**Exercise A:**
Answer these questions from the catalyst regeneration passage, each on its own line:
(i) What selectivity for monoalkyl ether do the metallosilicate catalysts provide?
(ii) In the earlier regeneration attempt, at what temperature was the catalyst dried after the ethanol wash?
(iii) What Water Solubility must the solvent in the claimed method have?
**Exercise B:** Restate the stretch of the catalyst regeneration passage from "Although providing greater" through "restoring catalytic activity.", renaming "ethanol" as "isopropanol".

**Text passage:**
↓

Although providing greater than 80% selectivity for monoalkyl ether, the metallosilicate catalysts foul quickly resulting in short in-service times, low monoalkyl ether yield and the need for repeated catalyst regeneration steps. Washing catalysts during a catalyst regeneration process has been attempted. For example, regeneration of specific metallosilicate catalysts by washing the catalyst in ethanol followed by drying at 150° C. has been found to be ineffective in restoring catalytic activity.

Accordingly, it would be surprising to discover a solvent wash regeneration process that regenerates metallosilicate catalyst monoalkyl ether production rates and selectivity comparable to a fresh metallosilicate catalyst.

SUMMARY

The present invention offers a solution to providing a solvent wash regeneration process that regenerates a metallosilicate catalyst monoalkyl ether production rates and selectivity comparable to a fresh metallosilicate catalyst.

The present invention is a result of discovering that washing a metallosilicate catalyst having a silica to alumina ratio of from 5 to 1500 in a solvent having a Water Solubility of 1 gram (g) or greater per 100 g of water during a regeneration process followed by heating the catalyst to a temperature from 125° C. to 300° C. for a time period of 0.5 hours to 5 hours unexpectedly provides a catalyst with a monoalkyl ether production rate and selectivity comparable to a fresh catalyst. Such a result is surprising in that heating the washed catalyst to the boiling point of the wash solvent for an extended period of time has been found to be insufficient to restore catalytic activity, but rather the catalyst must be heated in excess of the boiling point to restore catalytic activity. Further, the restoration of catalytic activity is surprising in view of the failure of the prior art to regenerate catalysts using similar solvent wash techniques.

According to at least one feature of the present disclosure, a method includes the steps of (a) contacting a solvent having a Water Solubility of 1 g or greater per 100 g of water with a metallosilicate catalyst having an alumina to silica ratio from 5 to 1500; and (b) heating the metallosilicate catalyst to a temperature from 125° C. to 300° C. for a period of 0.5 hours to 5 hours.

↑

**Extracted information:**
↓

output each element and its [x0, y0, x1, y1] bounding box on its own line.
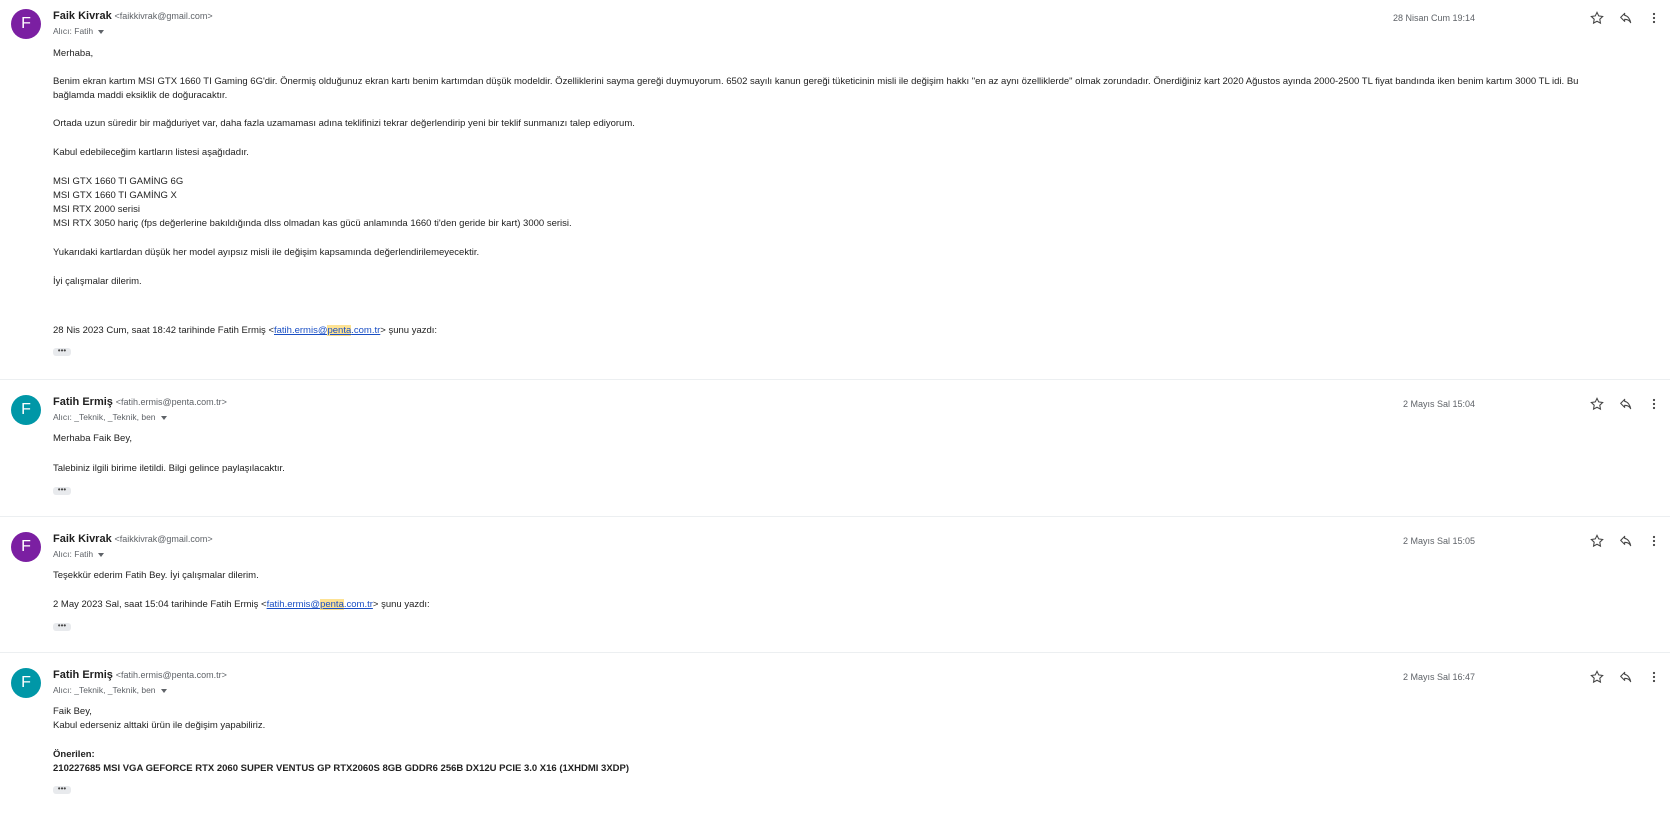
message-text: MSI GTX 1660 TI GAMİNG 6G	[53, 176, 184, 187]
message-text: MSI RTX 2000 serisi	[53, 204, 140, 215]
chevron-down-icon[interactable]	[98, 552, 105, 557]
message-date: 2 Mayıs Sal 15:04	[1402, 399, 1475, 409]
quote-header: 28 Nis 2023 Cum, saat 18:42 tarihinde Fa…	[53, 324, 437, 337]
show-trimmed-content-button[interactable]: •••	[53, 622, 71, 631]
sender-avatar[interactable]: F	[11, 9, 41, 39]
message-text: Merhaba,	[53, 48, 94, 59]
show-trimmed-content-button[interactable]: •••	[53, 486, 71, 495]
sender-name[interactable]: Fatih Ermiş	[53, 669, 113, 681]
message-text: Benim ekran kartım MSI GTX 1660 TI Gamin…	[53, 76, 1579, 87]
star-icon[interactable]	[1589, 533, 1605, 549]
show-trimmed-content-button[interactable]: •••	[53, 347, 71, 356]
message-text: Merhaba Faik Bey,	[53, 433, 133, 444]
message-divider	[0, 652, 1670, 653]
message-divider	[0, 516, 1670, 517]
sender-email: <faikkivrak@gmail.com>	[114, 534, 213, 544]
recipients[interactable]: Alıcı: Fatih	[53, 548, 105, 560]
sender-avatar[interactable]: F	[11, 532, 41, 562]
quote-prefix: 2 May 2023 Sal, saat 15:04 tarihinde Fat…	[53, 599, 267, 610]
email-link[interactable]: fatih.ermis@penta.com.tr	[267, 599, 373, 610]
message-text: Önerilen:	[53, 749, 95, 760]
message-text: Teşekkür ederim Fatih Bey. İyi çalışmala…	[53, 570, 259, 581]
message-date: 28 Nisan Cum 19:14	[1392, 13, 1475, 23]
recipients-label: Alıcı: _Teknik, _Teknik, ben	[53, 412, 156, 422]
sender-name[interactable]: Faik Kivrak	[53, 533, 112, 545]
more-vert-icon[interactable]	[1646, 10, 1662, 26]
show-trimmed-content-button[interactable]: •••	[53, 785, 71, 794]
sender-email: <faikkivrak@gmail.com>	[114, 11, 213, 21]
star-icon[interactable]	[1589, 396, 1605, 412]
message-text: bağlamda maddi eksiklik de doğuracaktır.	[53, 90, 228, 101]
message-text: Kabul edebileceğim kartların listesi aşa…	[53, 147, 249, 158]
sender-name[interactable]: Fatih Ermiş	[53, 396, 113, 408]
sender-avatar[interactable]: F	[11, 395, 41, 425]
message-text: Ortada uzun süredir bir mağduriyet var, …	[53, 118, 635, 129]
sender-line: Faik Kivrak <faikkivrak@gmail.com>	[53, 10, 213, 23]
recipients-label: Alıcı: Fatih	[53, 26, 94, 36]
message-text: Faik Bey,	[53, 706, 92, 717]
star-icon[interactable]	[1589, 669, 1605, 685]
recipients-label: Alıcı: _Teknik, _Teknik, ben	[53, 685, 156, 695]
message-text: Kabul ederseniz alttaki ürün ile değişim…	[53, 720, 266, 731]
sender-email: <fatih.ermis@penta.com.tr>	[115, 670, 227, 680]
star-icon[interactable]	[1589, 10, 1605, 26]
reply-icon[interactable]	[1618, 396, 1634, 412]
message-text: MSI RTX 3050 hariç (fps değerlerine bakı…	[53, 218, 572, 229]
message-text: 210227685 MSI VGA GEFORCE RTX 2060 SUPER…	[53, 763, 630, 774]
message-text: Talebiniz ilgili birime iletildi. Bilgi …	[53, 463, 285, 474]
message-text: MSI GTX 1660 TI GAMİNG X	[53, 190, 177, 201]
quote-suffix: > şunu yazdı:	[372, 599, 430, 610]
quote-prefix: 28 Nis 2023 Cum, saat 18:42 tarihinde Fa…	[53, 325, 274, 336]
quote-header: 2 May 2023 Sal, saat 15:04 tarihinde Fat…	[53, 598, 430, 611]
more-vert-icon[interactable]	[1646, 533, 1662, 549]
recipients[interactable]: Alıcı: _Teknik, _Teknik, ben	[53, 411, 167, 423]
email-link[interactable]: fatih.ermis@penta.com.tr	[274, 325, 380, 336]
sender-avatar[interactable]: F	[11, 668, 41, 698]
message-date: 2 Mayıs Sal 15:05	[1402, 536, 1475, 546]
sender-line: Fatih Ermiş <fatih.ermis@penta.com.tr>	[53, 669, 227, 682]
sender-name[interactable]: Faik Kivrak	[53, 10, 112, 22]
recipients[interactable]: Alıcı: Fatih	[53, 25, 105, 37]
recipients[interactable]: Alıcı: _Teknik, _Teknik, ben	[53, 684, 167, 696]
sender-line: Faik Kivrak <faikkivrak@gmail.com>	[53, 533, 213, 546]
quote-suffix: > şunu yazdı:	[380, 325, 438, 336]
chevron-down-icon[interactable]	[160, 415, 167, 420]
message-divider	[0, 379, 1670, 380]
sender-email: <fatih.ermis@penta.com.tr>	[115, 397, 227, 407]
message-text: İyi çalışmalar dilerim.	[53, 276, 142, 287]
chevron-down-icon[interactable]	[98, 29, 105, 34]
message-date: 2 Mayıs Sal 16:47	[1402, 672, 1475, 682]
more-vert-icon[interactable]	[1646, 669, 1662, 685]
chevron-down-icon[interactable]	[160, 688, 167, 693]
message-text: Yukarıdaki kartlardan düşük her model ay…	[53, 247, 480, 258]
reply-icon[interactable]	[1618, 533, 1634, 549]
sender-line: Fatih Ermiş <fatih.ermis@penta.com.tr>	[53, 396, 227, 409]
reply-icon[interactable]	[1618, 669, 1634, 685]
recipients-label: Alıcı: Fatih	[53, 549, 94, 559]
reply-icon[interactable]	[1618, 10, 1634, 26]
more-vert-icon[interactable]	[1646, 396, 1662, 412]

↑

**Task response A:**
(i) Greater than 80%.
(ii) 150° C.
(iii) 1 gram or greater per 100 g of water.

**Task response B:**
Although providing greater than 80% selectivity for monoalkyl ether, the metallosilicate catalysts foul quickly resulting in short in-service times, low monoalkyl ether yield and the need for repeated catalyst regeneration steps. Washing catalysts during a catalyst regeneration process has been attempted. For example, regeneration of specific metallosilicate catalysts by washing the catalyst in isopropanol followed by drying at 150° C. has been found to be ineffective in restoring catalytic activity.